_TASK MATERIAL_

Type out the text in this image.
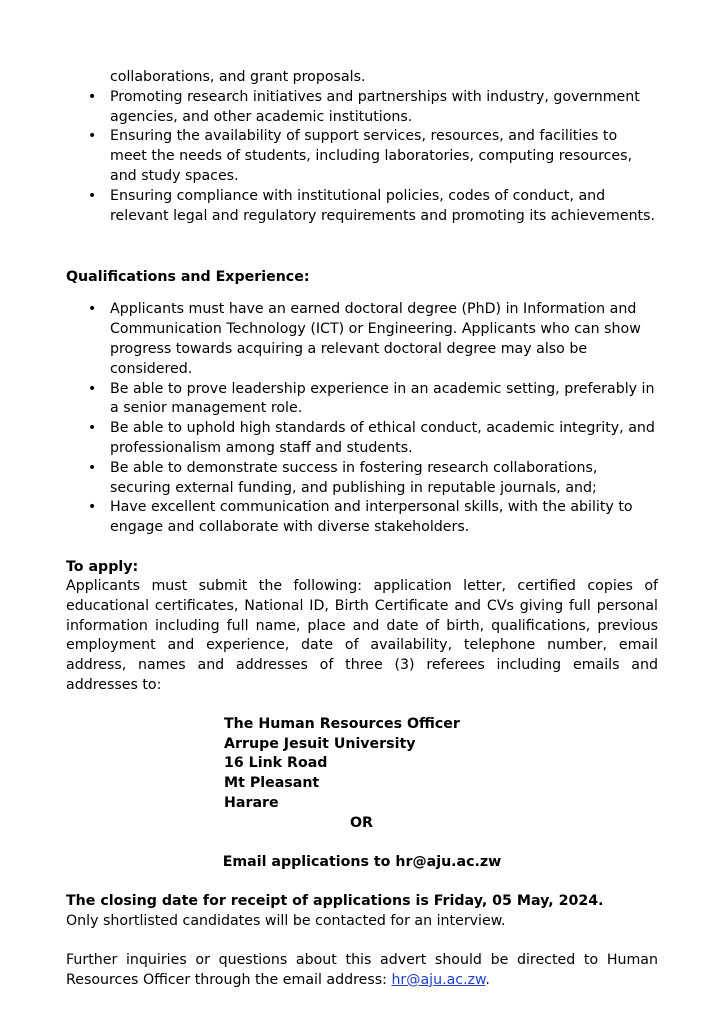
collaborations, and grant proposals.
• Promoting research initiatives and partnerships with industry, government agencies, and other academic institutions.
• Ensuring the availability of support services, resources, and facilities to meet the needs of students, including laboratories, computing resources, and study spaces.
• Ensuring compliance with institutional policies, codes of conduct, and relevant legal and regulatory requirements and promoting its achievements.
Qualifications and Experience:
• Applicants must have an earned doctoral degree (PhD) in Information and Communication Technology (ICT) or Engineering. Applicants who can show progress towards acquiring a relevant doctoral degree may also be considered.
• Be able to prove leadership experience in an academic setting, preferably in a senior management role.
• Be able to uphold high standards of ethical conduct, academic integrity, and professionalism among staff and students.
• Be able to demonstrate success in fostering research collaborations, securing external funding, and publishing in reputable journals, and;
• Have excellent communication and interpersonal skills, with the ability to engage and collaborate with diverse stakeholders.
To apply:
Applicants must submit the following: application letter, certified copies of educational certificates, National ID, Birth Certificate and CVs giving full personal information including full name, place and date of birth, qualifications, previous employment and experience, date of availability, telephone number, email address, names and addresses of three (3) referees including emails and addresses to:
The Human Resources Officer
Arrupe Jesuit University
16 Link Road
Mt Pleasant
Harare
OR
Email applications to hr@aju.ac.zw
The closing date for receipt of applications is Friday, 05 May, 2024.
Only shortlisted candidates will be contacted for an interview.
Further inquiries or questions about this advert should be directed to Human Resources Officer through the email address: hr@aju.ac.zw.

_SHORT TASK_
All the material shown above is to be copied exactly, with no pictures carried over.

_RESULT FOR THIS TASK_
Type out the text in this image.
collaborations, and grant proposals.
• Promoting research initiatives and partnerships with industry, government agencies, and other academic institutions.
• Ensuring the availability of support services, resources, and facilities to meet the needs of students, including laboratories, computing resources, and study spaces.
• Ensuring compliance with institutional policies, codes of conduct, and relevant legal and regulatory requirements and promoting its achievements.
Qualifications and Experience:
• Applicants must have an earned doctoral degree (PhD) in Information and Communication Technology (ICT) or Engineering. Applicants who can show progress towards acquiring a relevant doctoral degree may also be considered.
• Be able to prove leadership experience in an academic setting, preferably in a senior management role.
• Be able to uphold high standards of ethical conduct, academic integrity, and professionalism among staff and students.
• Be able to demonstrate success in fostering research collaborations, securing external funding, and publishing in reputable journals, and;
• Have excellent communication and interpersonal skills, with the ability to engage and collaborate with diverse stakeholders.
To apply:
Applicants must submit the following: application letter, certified copies of educational certificates, National ID, Birth Certificate and CVs giving full personal information including full name, place and date of birth, qualifications, previous employment and experience, date of availability, telephone number, email address, names and addresses of three (3) referees including emails and addresses to:
The Human Resources Officer
Arrupe Jesuit University
16 Link Road
Mt Pleasant
Harare
OR
Email applications to hr@aju.ac.zw
The closing date for receipt of applications is Friday, 05 May, 2024.
Only shortlisted candidates will be contacted for an interview.
Further inquiries or questions about this advert should be directed to Human Resources Officer through the email address: hr@aju.ac.zw.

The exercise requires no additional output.